• _GOAL_: Copy out each line below exactly as it appears.

• _EXCERPTED DATA_:
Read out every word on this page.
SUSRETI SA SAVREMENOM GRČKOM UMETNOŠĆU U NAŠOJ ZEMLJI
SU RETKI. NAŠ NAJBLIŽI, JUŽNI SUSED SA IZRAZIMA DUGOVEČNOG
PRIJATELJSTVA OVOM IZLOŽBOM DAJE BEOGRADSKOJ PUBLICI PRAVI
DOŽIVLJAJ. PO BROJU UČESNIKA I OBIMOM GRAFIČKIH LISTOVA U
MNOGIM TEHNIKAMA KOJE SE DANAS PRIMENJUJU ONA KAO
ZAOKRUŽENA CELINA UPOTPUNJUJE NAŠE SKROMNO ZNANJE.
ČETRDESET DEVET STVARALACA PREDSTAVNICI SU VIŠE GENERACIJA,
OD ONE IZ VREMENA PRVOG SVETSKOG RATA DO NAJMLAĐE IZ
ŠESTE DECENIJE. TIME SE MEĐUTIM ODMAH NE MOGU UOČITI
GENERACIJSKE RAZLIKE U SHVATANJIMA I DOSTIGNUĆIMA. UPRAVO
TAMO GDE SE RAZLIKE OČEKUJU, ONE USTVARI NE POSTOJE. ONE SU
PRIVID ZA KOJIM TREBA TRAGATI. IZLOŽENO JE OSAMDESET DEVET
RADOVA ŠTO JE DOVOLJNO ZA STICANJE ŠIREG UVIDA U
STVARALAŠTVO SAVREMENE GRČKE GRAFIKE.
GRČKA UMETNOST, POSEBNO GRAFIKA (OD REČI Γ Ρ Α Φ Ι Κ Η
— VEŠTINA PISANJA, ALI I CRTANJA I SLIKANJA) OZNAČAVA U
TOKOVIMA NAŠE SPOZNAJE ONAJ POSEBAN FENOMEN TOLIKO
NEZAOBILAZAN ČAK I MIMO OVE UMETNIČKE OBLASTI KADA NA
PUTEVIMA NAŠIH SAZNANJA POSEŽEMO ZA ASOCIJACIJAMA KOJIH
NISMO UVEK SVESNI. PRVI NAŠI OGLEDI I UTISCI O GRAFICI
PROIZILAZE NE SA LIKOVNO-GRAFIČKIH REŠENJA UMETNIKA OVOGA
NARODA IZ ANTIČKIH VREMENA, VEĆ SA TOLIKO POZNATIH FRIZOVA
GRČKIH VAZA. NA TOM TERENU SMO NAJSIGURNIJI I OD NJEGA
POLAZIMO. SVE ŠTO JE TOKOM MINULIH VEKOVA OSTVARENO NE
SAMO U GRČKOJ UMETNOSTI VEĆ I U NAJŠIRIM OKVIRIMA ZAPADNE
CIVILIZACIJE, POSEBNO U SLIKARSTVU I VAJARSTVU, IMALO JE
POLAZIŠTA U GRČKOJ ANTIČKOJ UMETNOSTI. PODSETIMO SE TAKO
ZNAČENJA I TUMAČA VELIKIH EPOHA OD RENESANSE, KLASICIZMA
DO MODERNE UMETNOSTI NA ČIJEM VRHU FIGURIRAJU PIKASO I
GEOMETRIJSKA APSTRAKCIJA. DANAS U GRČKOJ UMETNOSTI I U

• _ANSWER TO THE TASK_:
Read out every word on this page.
SUSRETI SA SAVREMENOM GRČKOM UMETNOŠĆU U NAŠOJ ZEMLJI
SU RETKI. NAŠ NAJBLIŽI, JUŽNI SUSED SA IZRAZIMA DUGOVEČNOG
PRIJATELJSTVA OVOM IZLOŽBOM DAJE BEOGRADSKOJ PUBLICI PRAVI
DOŽIVLJAJ. PO BROJU UČESNIKA I OBIMOM GRAFIČKIH LISTOVA U
MNOGIM TEHNIKAMA KOJE SE DANAS PRIMENJUJU ONA KAO
ZAOKRUŽENA CELINA UPOTPUNJUJE NAŠE SKROMNO ZNANJE.
ČETRDESET DEVET STVARALACA PREDSTAVNICI SU VIŠE GENERACIJA,
OD ONE IZ VREMENA PRVOG SVETSKOG RATA DO NAJMLAĐE IZ
ŠESTE DECENIJE. TIME SE MEĐUTIM ODMAH NE MOGU UOČITI
GENERACIJSKE RAZLIKE U SHVATANJIMA I DOSTIGNUĆIMA. UPRAVO
TAMO GDE SE RAZLIKE OČEKUJU, ONE USTVARI NE POSTOJE. ONE SU
PRIVID ZA KOJIM TREBA TRAGATI. IZLOŽENO JE OSAMDESET DEVET
RADOVA ŠTO JE DOVOLJNO ZA STICANJE ŠIREG UVIDA U
STVARALAŠTVO SAVREMENE GRČKE GRAFIKE.
GRČKA UMETNOST, POSEBNO GRAFIKA (OD REČI Γ Ρ Α Φ Ι Κ Η
— VEŠTINA PISANJA, ALI I CRTANJA I SLIKANJA) OZNAČAVA U
TOKOVIMA NAŠE SPOZNAJE ONAJ POSEBAN FENOMEN TOLIKO
NEZAOBILAZAN ČAK I MIMO OVE UMETNIČKE OBLASTI KADA NA
PUTEVIMA NAŠIH SAZNANJA POSEŽEMO ZA ASOCIJACIJAMA KOJIH
NISMO UVEK SVESNI. PRVI NAŠI OGLEDI I UTISCI O GRAFICI
PROIZILAZE NE SA LIKOVNO-GRAFIČKIH REŠENJA UMETNIKA OVOGA
NARODA IZ ANTIČKIH VREMENA, VEĆ SA TOLIKO POZNATIH FRIZOVA
GRČKIH VAZA. NA TOM TERENU SMO NAJSIGURNIJI I OD NJEGA
POLAZIMO. SVE ŠTO JE TOKOM MINULIH VEKOVA OSTVARENO NE
SAMO U GRČKOJ UMETNOSTI VEĆ I U NAJŠIRIM OKVIRIMA ZAPADNE
CIVILIZACIJE, POSEBNO U SLIKARSTVU I VAJARSTVU, IMALO JE
POLAZIŠTA U GRČKOJ ANTIČKOJ UMETNOSTI. PODSETIMO SE TAKO
ZNAČENJA I TUMAČA VELIKIH EPOHA OD RENESANSE, KLASICIZMA
DO MODERNE UMETNOSTI NA ČIJEM VRHU FIGURIRAJU PIKASO I
GEOMETRIJSKA APSTRAKCIJA. DANAS U GRČKOJ UMETNOSTI I U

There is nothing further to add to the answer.